> To do
The entries below should be given again exactly, minus their pictures.

Dataset excerpts
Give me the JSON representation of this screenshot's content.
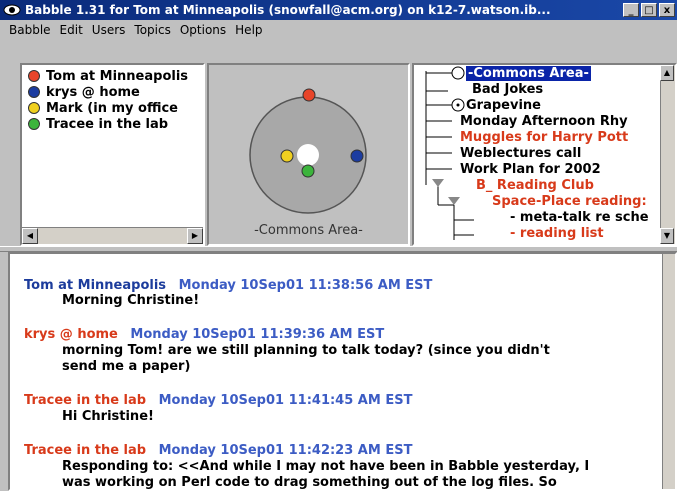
{
  "window": {
    "title": "Babble 1.31 for Tom at Minneapolis (snowfall@acm.org)  on k12-7.watson.ib..."
  },
  "menu": [
    "Babble",
    "Edit",
    "Users",
    "Topics",
    "Options",
    "Help"
  ],
  "users": [
    {
      "name": "Tom at Minneapolis",
      "color": "#e8452a"
    },
    {
      "name": "krys @ home",
      "color": "#1c3ca0"
    },
    {
      "name": "Mark (in my office",
      "color": "#f0d020"
    },
    {
      "name": "Tracee in the lab",
      "color": "#3cb43c"
    }
  ],
  "room": {
    "label": "-Commons Area-"
  },
  "topics": [
    {
      "label": "-Commons Area-",
      "selected": true
    },
    {
      "label": "Bad Jokes"
    },
    {
      "label": "Grapevine"
    },
    {
      "label": "Monday Afternoon Rhy"
    },
    {
      "label": "Muggles for Harry Pott",
      "red": true
    },
    {
      "label": "Weblectures call"
    },
    {
      "label": "Work Plan for 2002"
    },
    {
      "label": "B_ Reading Club",
      "red": true
    },
    {
      "label": "Space-Place reading:",
      "red": true
    },
    {
      "label": "- meta-talk re sche"
    },
    {
      "label": "- reading list",
      "red": true
    }
  ],
  "messages": [
    {
      "user": "Tom at Minneapolis",
      "time": "Monday 10Sep01 11:38:56 AM EST",
      "lines": [
        "Morning Christine!"
      ],
      "color": "blue"
    },
    {
      "user": "krys @ home",
      "time": "Monday 10Sep01 11:39:36 AM EST",
      "lines": [
        "morning Tom! are we still planning to talk today?  (since you didn't",
        "send me a paper)"
      ],
      "color": "red"
    },
    {
      "user": "Tracee in the lab",
      "time": "Monday 10Sep01 11:41:45 AM EST",
      "lines": [
        "Hi Christine!"
      ],
      "color": "red"
    },
    {
      "user": "Tracee in the lab",
      "time": "Monday 10Sep01 11:42:23 AM EST",
      "lines": [
        "Responding to: <<And while I may not have been in Babble yesterday, I",
        "was working on Perl code to drag something out of the log files.  So"
      ],
      "color": "red"
    }
  ]
}
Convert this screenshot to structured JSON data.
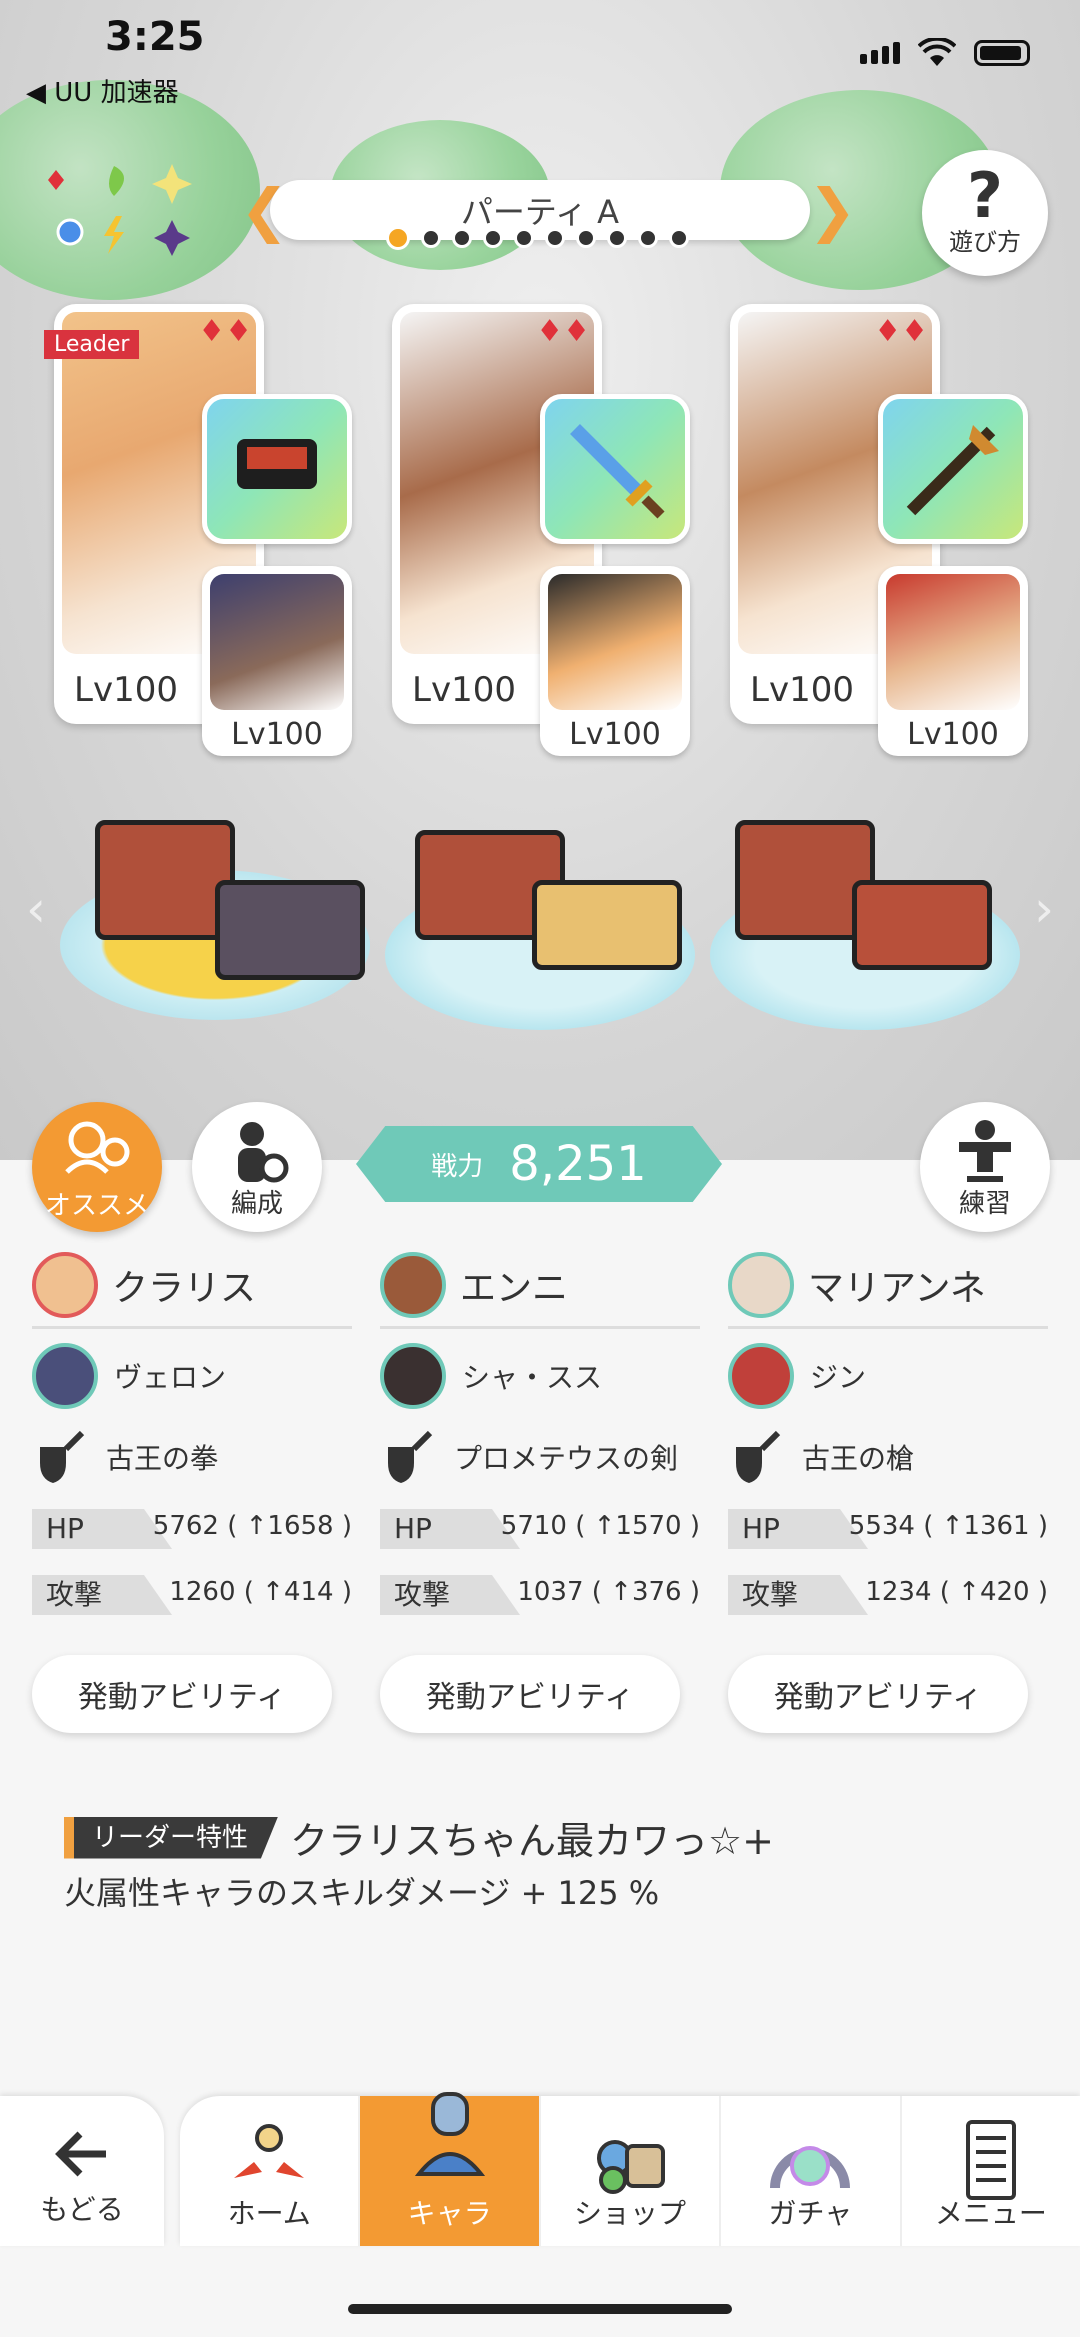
{
  "status_bar": {
    "time": "3:25",
    "back_app": "◀ UU 加速器"
  },
  "party": {
    "title": "パーティ A",
    "prev_arrow": "❮",
    "next_arrow": "❯",
    "page_count": 10,
    "active_index": 0
  },
  "help_button": {
    "label": "遊び方",
    "icon": "?"
  },
  "leader_badge": "Leader",
  "teams": [
    {
      "main_level": "Lv100",
      "sub_level": "Lv100",
      "main_suit": "♦♦"
    },
    {
      "main_level": "Lv100",
      "sub_level": "Lv100",
      "main_suit": "♦♦"
    },
    {
      "main_level": "Lv100",
      "sub_level": "Lv100",
      "main_suit": "♦♦"
    }
  ],
  "actions": {
    "recommend": "オススメ",
    "formation": "編成",
    "practice": "練習"
  },
  "power": {
    "label": "戦力",
    "value": "8,251"
  },
  "columns": [
    {
      "main": "クラリス",
      "sub": "ヴェロン",
      "weapon": "古王の拳",
      "hp_label": "HP",
      "hp": "5762 ( ↑1658 )",
      "atk_label": "攻撃",
      "atk": "1260 ( ↑414 )",
      "ability": "発動アビリティ"
    },
    {
      "main": "エンニ",
      "sub": "シャ・スス",
      "weapon": "プロメテウスの剣",
      "hp_label": "HP",
      "hp": "5710 ( ↑1570 )",
      "atk_label": "攻撃",
      "atk": "1037 ( ↑376 )",
      "ability": "発動アビリティ"
    },
    {
      "main": "マリアンネ",
      "sub": "ジン",
      "weapon": "古王の槍",
      "hp_label": "HP",
      "hp": "5534 ( ↑1361 )",
      "atk_label": "攻撃",
      "atk": "1234 ( ↑420 )",
      "ability": "発動アビリティ"
    }
  ],
  "leader_trait": {
    "tag": "リーダー特性",
    "name": "クラリスちゃん最カワっ☆+",
    "desc": "火属性キャラのスキルダメージ + 125 %"
  },
  "nav": {
    "back": "もどる",
    "tabs": [
      "ホーム",
      "キャラ",
      "ショップ",
      "ガチャ",
      "メニュー"
    ],
    "active": "キャラ"
  },
  "colors": {
    "accent": "#f39a33",
    "teal": "#6fc9b8",
    "suit_red": "#e0313a"
  }
}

> Solved problem
Give me the JSON representation of this screenshot's content.
{
  "window": {
    "title": "Babble 1.31 for Tom at Minneapolis (snowfall@acm.org)  on k12-7.watson.ib..."
  },
  "menu": [
    "Babble",
    "Edit",
    "Users",
    "Topics",
    "Options",
    "Help"
  ],
  "users": [
    {
      "name": "Tom at Minneapolis",
      "color": "#e8452a"
    },
    {
      "name": "krys @ home",
      "color": "#1c3ca0"
    },
    {
      "name": "Mark (in my office",
      "color": "#f0d020"
    },
    {
      "name": "Tracee in the lab",
      "color": "#3cb43c"
    }
  ],
  "room": {
    "label": "-Commons Area-"
  },
  "topics": [
    {
      "label": "-Commons Area-",
      "selected": true
    },
    {
      "label": "Bad Jokes"
    },
    {
      "label": "Grapevine"
    },
    {
      "label": "Monday Afternoon Rhy"
    },
    {
      "label": "Muggles for Harry Pott",
      "red": true
    },
    {
      "label": "Weblectures call"
    },
    {
      "label": "Work Plan for 2002"
    },
    {
      "label": "B_ Reading Club",
      "red": true
    },
    {
      "label": "Space-Place reading:",
      "red": true
    },
    {
      "label": "- meta-talk re sche"
    },
    {
      "label": "- reading list",
      "red": true
    }
  ],
  "messages": [
    {
      "user": "Tom at Minneapolis",
      "time": "Monday 10Sep01 11:38:56 AM EST",
      "lines": [
        "Morning Christine!"
      ],
      "color": "blue"
    },
    {
      "user": "krys @ home",
      "time": "Monday 10Sep01 11:39:36 AM EST",
      "lines": [
        "morning Tom! are we still planning to talk today?  (since you didn't",
        "send me a paper)"
      ],
      "color": "red"
    },
    {
      "user": "Tracee in the lab",
      "time": "Monday 10Sep01 11:41:45 AM EST",
      "lines": [
        "Hi Christine!"
      ],
      "color": "red"
    },
    {
      "user": "Tracee in the lab",
      "time": "Monday 10Sep01 11:42:23 AM EST",
      "lines": [
        "Responding to: <<And while I may not have been in Babble yesterday, I",
        "was working on Perl code to drag something out of the log files.  So"
      ],
      "color": "red"
    }
  ]
}
Convert this screenshot to structured JSON data.
{
  "status_bar": {
    "time": "3:25",
    "back_app": "◀ UU 加速器"
  },
  "party": {
    "title": "パーティ A",
    "prev_arrow": "❮",
    "next_arrow": "❯",
    "page_count": 10,
    "active_index": 0
  },
  "help_button": {
    "label": "遊び方",
    "icon": "?"
  },
  "leader_badge": "Leader",
  "teams": [
    {
      "main_level": "Lv100",
      "sub_level": "Lv100",
      "main_suit": "♦♦"
    },
    {
      "main_level": "Lv100",
      "sub_level": "Lv100",
      "main_suit": "♦♦"
    },
    {
      "main_level": "Lv100",
      "sub_level": "Lv100",
      "main_suit": "♦♦"
    }
  ],
  "actions": {
    "recommend": "オススメ",
    "formation": "編成",
    "practice": "練習"
  },
  "power": {
    "label": "戦力",
    "value": "8,251"
  },
  "columns": [
    {
      "main": "クラリス",
      "sub": "ヴェロン",
      "weapon": "古王の拳",
      "hp_label": "HP",
      "hp": "5762 ( ↑1658 )",
      "atk_label": "攻撃",
      "atk": "1260 ( ↑414 )",
      "ability": "発動アビリティ"
    },
    {
      "main": "エンニ",
      "sub": "シャ・スス",
      "weapon": "プロメテウスの剣",
      "hp_label": "HP",
      "hp": "5710 ( ↑1570 )",
      "atk_label": "攻撃",
      "atk": "1037 ( ↑376 )",
      "ability": "発動アビリティ"
    },
    {
      "main": "マリアンネ",
      "sub": "ジン",
      "weapon": "古王の槍",
      "hp_label": "HP",
      "hp": "5534 ( ↑1361 )",
      "atk_label": "攻撃",
      "atk": "1234 ( ↑420 )",
      "ability": "発動アビリティ"
    }
  ],
  "leader_trait": {
    "tag": "リーダー特性",
    "name": "クラリスちゃん最カワっ☆+",
    "desc": "火属性キャラのスキルダメージ + 125 %"
  },
  "nav": {
    "back": "もどる",
    "tabs": [
      "ホーム",
      "キャラ",
      "ショップ",
      "ガチャ",
      "メニュー"
    ],
    "active": "キャラ"
  },
  "colors": {
    "accent": "#f39a33",
    "teal": "#6fc9b8",
    "suit_red": "#e0313a"
  }
}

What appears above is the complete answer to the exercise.